Set problem: Can you reproduce the data beneath, keeping every line exact?

Data provided:
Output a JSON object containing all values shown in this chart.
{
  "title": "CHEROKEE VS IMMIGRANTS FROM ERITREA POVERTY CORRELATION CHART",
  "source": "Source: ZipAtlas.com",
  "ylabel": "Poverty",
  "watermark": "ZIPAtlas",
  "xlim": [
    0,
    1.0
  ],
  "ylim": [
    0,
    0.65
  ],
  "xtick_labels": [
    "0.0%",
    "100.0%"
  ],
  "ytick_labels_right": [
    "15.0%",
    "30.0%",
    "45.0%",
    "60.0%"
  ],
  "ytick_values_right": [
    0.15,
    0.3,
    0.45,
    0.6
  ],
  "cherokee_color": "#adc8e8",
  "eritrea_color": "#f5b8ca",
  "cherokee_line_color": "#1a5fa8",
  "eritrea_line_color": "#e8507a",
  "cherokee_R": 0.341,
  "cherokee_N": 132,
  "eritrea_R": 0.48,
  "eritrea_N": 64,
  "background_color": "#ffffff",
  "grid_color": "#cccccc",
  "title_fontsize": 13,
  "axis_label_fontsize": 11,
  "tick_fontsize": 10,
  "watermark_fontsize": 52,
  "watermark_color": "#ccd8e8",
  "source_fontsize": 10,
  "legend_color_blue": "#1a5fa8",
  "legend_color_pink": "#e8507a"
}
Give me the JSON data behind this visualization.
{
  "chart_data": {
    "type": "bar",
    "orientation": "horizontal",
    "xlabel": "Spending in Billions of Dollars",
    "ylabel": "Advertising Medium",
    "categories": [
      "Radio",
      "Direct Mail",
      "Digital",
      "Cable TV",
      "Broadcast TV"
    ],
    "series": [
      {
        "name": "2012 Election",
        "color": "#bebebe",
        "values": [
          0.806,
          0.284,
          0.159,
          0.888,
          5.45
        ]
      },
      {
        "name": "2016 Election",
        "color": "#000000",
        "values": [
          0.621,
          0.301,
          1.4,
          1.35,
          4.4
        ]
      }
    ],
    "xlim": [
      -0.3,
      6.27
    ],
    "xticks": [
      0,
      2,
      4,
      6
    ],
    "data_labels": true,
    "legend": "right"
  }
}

Output for this exercise:
Output a JSON object containing all values shown in this chart.
{
  "title": "CHEROKEE VS IMMIGRANTS FROM ERITREA POVERTY CORRELATION CHART",
  "source": "Source: ZipAtlas.com",
  "ylabel": "Poverty",
  "watermark": "ZIPAtlas",
  "xlim": [
    0,
    1.0
  ],
  "ylim": [
    0,
    0.65
  ],
  "xtick_labels": [
    "0.0%",
    "100.0%"
  ],
  "ytick_labels_right": [
    "15.0%",
    "30.0%",
    "45.0%",
    "60.0%"
  ],
  "ytick_values_right": [
    0.15,
    0.3,
    0.45,
    0.6
  ],
  "cherokee_color": "#adc8e8",
  "eritrea_color": "#f5b8ca",
  "cherokee_line_color": "#1a5fa8",
  "eritrea_line_color": "#e8507a",
  "cherokee_R": 0.341,
  "cherokee_N": 132,
  "eritrea_R": 0.48,
  "eritrea_N": 64,
  "background_color": "#ffffff",
  "grid_color": "#cccccc",
  "title_fontsize": 13,
  "axis_label_fontsize": 11,
  "tick_fontsize": 10,
  "watermark_fontsize": 52,
  "watermark_color": "#ccd8e8",
  "source_fontsize": 10,
  "legend_color_blue": "#1a5fa8",
  "legend_color_pink": "#e8507a"
}
Give me the JSON data behind this visualization.
{
  "chart_data": {
    "type": "bar",
    "orientation": "horizontal",
    "xlabel": "Spending in Billions of Dollars",
    "ylabel": "Advertising Medium",
    "categories": [
      "Radio",
      "Direct Mail",
      "Digital",
      "Cable TV",
      "Broadcast TV"
    ],
    "series": [
      {
        "name": "2012 Election",
        "color": "#bebebe",
        "values": [
          0.806,
          0.284,
          0.159,
          0.888,
          5.45
        ]
      },
      {
        "name": "2016 Election",
        "color": "#000000",
        "values": [
          0.621,
          0.301,
          1.4,
          1.35,
          4.4
        ]
      }
    ],
    "xlim": [
      -0.3,
      6.27
    ],
    "xticks": [
      0,
      2,
      4,
      6
    ],
    "data_labels": true,
    "legend": "right"
  }
}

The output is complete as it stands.